**GIVEN PASSAGE**
== Segment start ==
To the Moon and Beyond: A month long series of presentations kicks off at the WaterFire Arts CenterTo the Moon and Beyond, a series of events planned to celebrate the 50th anniversary of the Moon landing on July 20, kicked off Monday evening with the opening reception for “Museum of the Moon,” an enormous art installation by English artist Luke Jerram, a highly-detailed 23′ diameter illuminated Moon hanging in the main hall of the WaterFire Arts Center.
Published on July 9, 2019
By Steve Ahlquist
To the Moon and Beyond, a series of events planned to celebrate the 50th anniversary of the Moon landing on July 20, kicked off Monday evening with the opening reception for “Museum of the Moon,” an enormous art installation by English artist Luke Jerram, a highly-detailed 23′ diameter illuminated Moon hanging in the main hall of the WaterFire Arts Center.
But the giant (miniature?) moon wasn’t the only art display.
There was John Sabroaw‘s “Milky Way,” an “all encompassing accurate mural depicting our home galaxy based on imagery from NASA.” The mural is gigantic, and as astronaut David Bowman once said about an alien monolith found in orbit around Jupiter, “It’s full of stars.”
Artist Jeremy Schilling presented a series of paintings focusing on “astronauts and space, specifically exploring the concept of the space suit and how it acts as a shield between a person and their environment.”
There was also the “Livable Rhode Island Poster Campaign,” a series of posters delivering urgent messages “to combat the threat of global warming and climate change echoing the WWI Food Administration posters.”
== Segment end ==
**INSTRUCTIONS TO FOLLOW**
Continue the article about the To the Moon and Beyond opening at the WaterFire Arts Center, starting after its final sentence. The lines that come next have no connection to the article above.

Document structure recognition data
== Segment start ==
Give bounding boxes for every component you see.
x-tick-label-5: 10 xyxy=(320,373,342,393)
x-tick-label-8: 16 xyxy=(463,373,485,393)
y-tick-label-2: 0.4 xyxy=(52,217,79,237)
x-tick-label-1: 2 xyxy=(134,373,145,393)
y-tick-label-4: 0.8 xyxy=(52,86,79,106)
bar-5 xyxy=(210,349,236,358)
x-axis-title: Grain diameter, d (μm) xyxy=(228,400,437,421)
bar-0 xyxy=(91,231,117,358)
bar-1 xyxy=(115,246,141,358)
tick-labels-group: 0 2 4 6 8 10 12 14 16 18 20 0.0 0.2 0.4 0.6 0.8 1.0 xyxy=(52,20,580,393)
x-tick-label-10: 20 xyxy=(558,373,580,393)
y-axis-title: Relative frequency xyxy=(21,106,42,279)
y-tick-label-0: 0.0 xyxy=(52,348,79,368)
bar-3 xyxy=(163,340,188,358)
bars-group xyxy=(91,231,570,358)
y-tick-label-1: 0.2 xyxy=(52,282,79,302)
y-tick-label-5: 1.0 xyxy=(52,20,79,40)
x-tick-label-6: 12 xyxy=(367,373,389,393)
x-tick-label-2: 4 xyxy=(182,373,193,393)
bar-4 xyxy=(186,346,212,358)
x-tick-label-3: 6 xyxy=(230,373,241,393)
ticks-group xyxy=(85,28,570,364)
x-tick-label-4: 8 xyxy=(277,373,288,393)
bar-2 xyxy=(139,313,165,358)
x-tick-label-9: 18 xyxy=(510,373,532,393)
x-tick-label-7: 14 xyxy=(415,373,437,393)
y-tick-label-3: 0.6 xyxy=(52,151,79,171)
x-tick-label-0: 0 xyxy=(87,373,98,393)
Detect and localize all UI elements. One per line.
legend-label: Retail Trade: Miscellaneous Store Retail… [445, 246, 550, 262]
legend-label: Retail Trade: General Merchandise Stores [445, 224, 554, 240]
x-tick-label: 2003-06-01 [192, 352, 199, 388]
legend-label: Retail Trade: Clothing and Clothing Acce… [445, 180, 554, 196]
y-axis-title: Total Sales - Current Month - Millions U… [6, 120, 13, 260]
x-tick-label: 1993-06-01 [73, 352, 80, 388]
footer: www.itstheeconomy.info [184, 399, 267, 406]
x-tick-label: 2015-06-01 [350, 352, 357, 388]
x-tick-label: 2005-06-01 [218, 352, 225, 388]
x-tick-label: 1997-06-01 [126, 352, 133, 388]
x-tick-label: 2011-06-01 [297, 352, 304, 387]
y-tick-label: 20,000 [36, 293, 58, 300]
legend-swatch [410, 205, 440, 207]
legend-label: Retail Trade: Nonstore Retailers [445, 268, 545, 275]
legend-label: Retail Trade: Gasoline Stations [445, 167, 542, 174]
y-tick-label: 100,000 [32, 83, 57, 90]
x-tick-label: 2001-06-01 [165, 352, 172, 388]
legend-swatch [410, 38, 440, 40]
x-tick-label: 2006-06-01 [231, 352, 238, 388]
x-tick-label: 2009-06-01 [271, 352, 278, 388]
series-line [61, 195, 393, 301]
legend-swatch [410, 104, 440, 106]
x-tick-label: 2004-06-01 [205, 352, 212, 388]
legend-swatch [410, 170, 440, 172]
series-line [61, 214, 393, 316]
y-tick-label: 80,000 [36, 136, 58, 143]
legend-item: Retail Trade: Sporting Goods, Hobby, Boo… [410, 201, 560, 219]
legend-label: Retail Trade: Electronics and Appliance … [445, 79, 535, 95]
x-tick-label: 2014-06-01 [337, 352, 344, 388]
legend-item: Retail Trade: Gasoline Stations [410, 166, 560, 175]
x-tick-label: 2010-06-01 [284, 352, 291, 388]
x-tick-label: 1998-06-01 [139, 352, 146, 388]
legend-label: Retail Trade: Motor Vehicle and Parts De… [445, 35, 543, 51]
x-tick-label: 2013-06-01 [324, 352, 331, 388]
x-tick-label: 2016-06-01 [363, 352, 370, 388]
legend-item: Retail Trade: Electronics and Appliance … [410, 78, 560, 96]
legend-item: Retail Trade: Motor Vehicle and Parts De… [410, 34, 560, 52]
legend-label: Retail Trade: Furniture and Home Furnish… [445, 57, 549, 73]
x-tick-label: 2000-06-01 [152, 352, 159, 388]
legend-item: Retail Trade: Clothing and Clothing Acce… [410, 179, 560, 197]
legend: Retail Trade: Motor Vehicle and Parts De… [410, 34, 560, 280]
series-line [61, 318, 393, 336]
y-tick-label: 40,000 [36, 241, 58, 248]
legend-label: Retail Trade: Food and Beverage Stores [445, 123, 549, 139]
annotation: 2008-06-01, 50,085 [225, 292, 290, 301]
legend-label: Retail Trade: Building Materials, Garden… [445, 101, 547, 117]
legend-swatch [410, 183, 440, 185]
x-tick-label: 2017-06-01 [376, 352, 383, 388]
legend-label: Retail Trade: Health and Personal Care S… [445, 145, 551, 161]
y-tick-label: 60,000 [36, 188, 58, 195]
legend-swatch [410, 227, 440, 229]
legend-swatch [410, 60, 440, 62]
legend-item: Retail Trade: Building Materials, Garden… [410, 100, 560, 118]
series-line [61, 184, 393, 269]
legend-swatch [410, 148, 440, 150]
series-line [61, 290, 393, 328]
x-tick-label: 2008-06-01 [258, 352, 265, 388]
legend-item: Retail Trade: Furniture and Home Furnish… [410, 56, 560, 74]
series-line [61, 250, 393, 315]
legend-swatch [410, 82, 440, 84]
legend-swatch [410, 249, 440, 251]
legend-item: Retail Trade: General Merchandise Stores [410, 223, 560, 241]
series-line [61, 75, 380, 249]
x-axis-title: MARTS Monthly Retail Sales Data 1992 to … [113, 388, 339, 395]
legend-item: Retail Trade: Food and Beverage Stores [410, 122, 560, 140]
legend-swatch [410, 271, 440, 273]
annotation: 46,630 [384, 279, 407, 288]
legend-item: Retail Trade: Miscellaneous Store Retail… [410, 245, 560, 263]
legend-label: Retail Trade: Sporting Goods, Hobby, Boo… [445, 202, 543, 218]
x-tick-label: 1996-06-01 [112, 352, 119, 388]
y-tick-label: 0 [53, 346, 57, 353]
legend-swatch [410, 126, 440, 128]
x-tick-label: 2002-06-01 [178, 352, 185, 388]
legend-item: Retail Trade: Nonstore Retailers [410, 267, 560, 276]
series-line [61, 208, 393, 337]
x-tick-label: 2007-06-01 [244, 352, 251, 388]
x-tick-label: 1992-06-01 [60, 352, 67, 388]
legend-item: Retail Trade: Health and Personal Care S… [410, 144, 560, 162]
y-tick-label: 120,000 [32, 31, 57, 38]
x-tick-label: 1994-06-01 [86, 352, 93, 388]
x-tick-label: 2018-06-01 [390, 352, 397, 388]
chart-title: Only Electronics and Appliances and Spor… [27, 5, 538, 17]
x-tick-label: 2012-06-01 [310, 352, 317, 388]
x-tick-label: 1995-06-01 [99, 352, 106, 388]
== Segment end ==
**RESPONSE TO THE EXERCISE**
Then there was the “living statue” of Galileo Galilei, the “father of observational astronomy.”
On top of all this, there was a preview performance of Judith Lynn Stillman‘s “SMALL STEP, GIANT LEAP: A Lunar Fantasy,” a new, “multimedia chamber music work with live music, projected images, and spoken word, that takes the audience on a metaphoric, arts-filled Apollo 11 journey from launch to landing. The piece includes poetic and musical lunar references, from centuries-old moon musings to the message of peace that resonates today and forever.”
The evening ended with Carter Emmart‘s presentation “Seeing the Moon and Mars as Landscape.” Enmart “heads up development of an interactive 3D atlas called The Digital Universe. He coordinates scientists, programmers and artists to produce scientifically accurate yet visually stunning and immersive space experiences in the American Museum of Natural History’s Hayden Planetarium.”
Enmart’s presentation brought viewers to explored and unexplored regions of the Moon and Mars, giving his audience some small idea of what the surfaces of both destinations are like for past and future explorers.